[start Data section]

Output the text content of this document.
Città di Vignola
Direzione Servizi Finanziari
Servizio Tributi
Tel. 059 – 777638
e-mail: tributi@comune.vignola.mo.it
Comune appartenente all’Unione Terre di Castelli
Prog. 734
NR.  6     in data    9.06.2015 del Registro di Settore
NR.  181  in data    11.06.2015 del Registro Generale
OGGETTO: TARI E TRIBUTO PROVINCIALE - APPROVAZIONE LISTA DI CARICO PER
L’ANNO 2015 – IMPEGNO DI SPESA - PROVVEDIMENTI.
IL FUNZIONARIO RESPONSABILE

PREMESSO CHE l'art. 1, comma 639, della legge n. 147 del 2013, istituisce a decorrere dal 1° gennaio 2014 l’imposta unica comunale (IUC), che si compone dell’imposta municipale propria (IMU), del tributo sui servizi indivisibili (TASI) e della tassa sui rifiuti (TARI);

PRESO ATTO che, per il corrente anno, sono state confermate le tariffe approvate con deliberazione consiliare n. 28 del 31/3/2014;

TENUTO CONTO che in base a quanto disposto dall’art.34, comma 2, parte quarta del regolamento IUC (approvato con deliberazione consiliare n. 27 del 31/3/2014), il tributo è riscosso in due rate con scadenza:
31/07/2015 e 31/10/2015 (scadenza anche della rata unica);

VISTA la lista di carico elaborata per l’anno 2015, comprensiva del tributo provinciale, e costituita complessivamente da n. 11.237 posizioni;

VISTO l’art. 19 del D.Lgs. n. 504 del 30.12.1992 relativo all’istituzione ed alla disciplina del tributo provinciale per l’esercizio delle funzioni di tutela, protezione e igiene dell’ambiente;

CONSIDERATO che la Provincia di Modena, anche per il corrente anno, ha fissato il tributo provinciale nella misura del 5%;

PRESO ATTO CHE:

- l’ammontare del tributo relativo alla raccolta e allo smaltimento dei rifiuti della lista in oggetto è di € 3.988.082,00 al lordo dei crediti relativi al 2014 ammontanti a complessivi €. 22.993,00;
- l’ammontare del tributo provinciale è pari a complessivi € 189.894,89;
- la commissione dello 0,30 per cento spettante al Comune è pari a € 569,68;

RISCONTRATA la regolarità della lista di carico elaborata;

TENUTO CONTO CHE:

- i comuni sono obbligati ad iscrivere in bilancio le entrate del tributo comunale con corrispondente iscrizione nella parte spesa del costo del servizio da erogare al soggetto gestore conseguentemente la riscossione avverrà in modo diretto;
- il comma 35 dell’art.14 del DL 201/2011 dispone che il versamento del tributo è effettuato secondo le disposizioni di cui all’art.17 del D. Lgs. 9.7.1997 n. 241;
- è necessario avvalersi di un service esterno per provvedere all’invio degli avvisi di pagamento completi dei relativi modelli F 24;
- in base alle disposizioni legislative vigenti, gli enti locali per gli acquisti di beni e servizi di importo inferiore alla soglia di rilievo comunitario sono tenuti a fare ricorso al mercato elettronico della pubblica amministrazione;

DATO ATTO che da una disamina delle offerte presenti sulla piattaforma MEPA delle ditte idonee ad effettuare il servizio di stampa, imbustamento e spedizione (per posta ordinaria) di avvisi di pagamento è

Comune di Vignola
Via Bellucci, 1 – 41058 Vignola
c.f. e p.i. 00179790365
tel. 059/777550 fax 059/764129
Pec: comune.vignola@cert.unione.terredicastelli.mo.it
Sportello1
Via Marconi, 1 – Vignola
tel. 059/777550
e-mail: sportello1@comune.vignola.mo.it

[end Data section]
[start Data section]

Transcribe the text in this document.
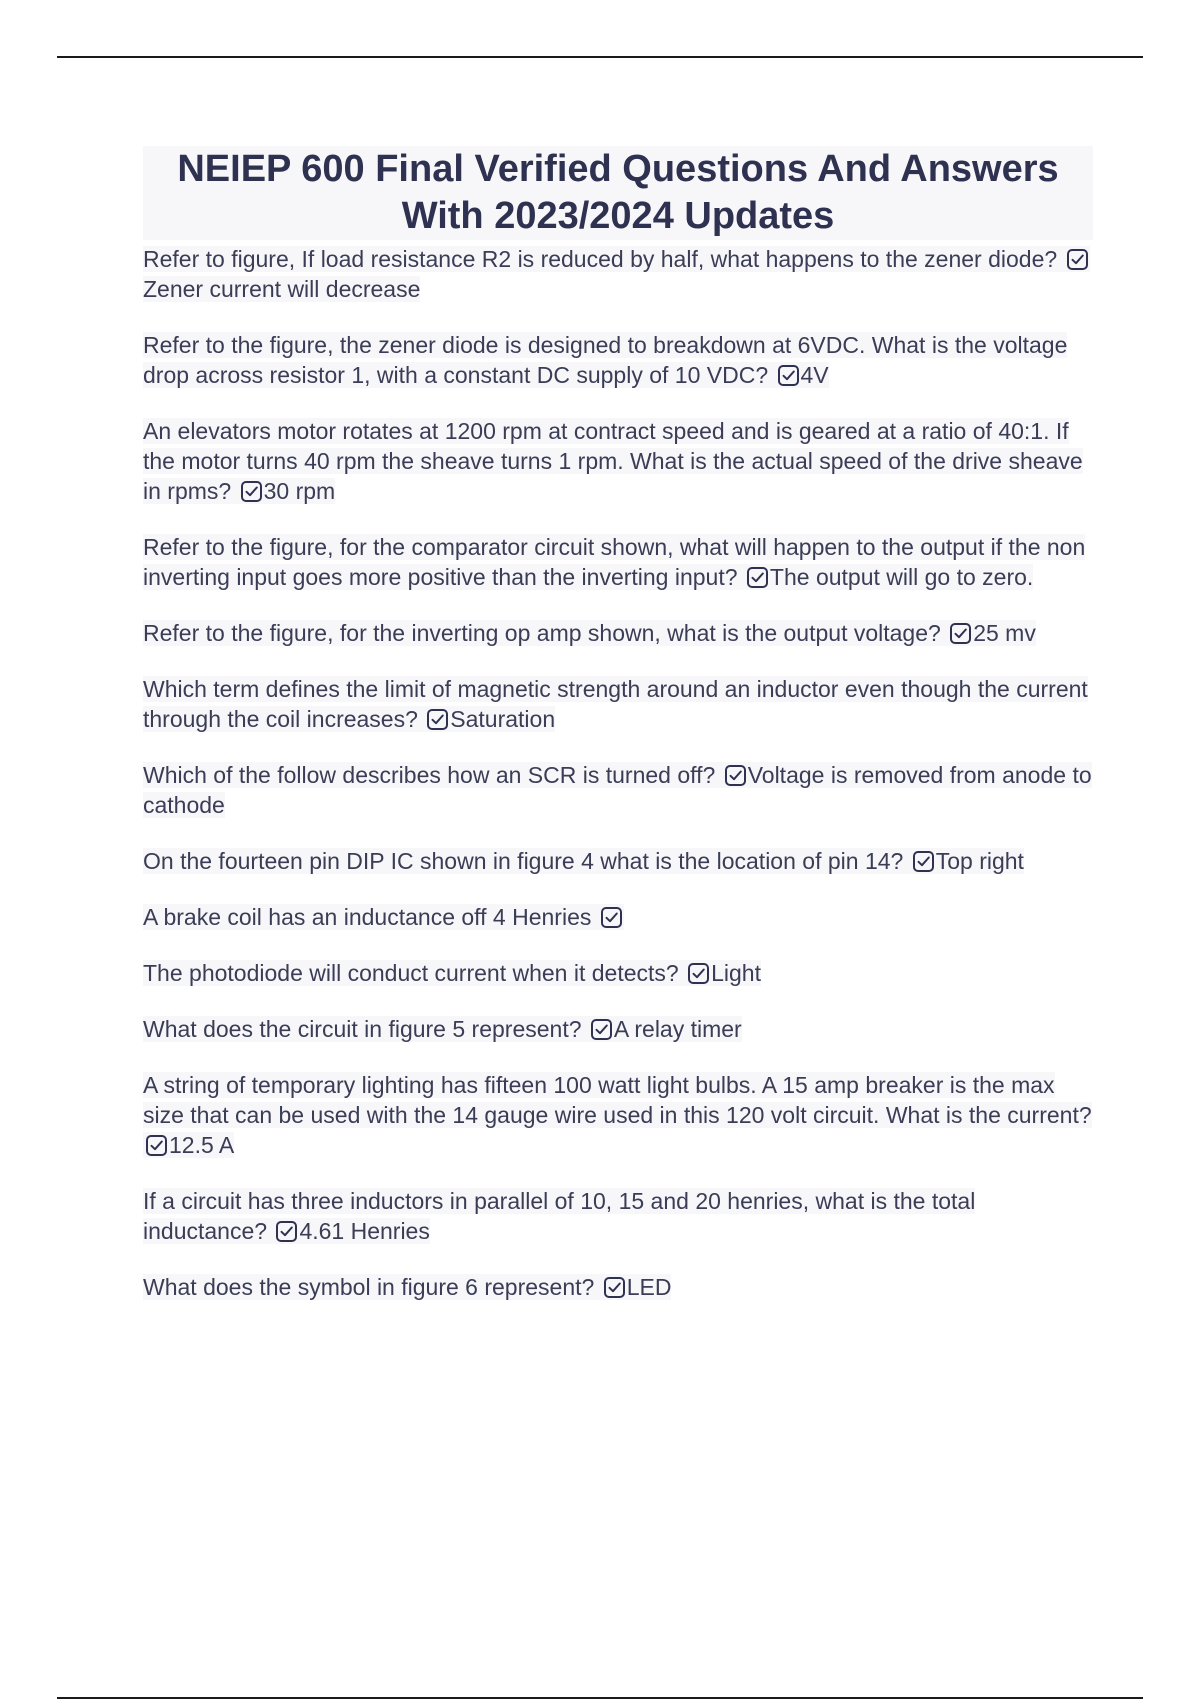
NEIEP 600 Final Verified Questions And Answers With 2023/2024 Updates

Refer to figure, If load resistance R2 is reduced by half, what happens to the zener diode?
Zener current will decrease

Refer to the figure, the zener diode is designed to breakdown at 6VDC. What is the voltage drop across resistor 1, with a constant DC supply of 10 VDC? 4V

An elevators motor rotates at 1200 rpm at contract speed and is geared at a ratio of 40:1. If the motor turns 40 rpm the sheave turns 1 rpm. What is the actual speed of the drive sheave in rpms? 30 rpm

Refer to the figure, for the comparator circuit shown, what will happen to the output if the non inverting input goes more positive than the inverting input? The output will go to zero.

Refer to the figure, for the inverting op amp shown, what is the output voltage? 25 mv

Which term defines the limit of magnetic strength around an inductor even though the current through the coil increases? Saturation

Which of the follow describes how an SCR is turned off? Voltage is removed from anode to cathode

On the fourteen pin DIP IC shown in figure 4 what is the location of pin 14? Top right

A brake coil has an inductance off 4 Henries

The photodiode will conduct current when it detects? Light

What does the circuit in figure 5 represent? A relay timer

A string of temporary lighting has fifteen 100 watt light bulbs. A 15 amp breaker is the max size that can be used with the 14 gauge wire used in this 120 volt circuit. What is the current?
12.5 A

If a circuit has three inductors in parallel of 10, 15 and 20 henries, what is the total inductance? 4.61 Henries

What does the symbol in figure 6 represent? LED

[end Data section]

Written problem: Go through the preceding material and copy each line that has the word "inductance".

The response:
A brake coil has an inductance off 4 Henries
If a circuit has three inductors in parallel of 10, 15 and 20 henries, what is the total inductance? 4.61 Henries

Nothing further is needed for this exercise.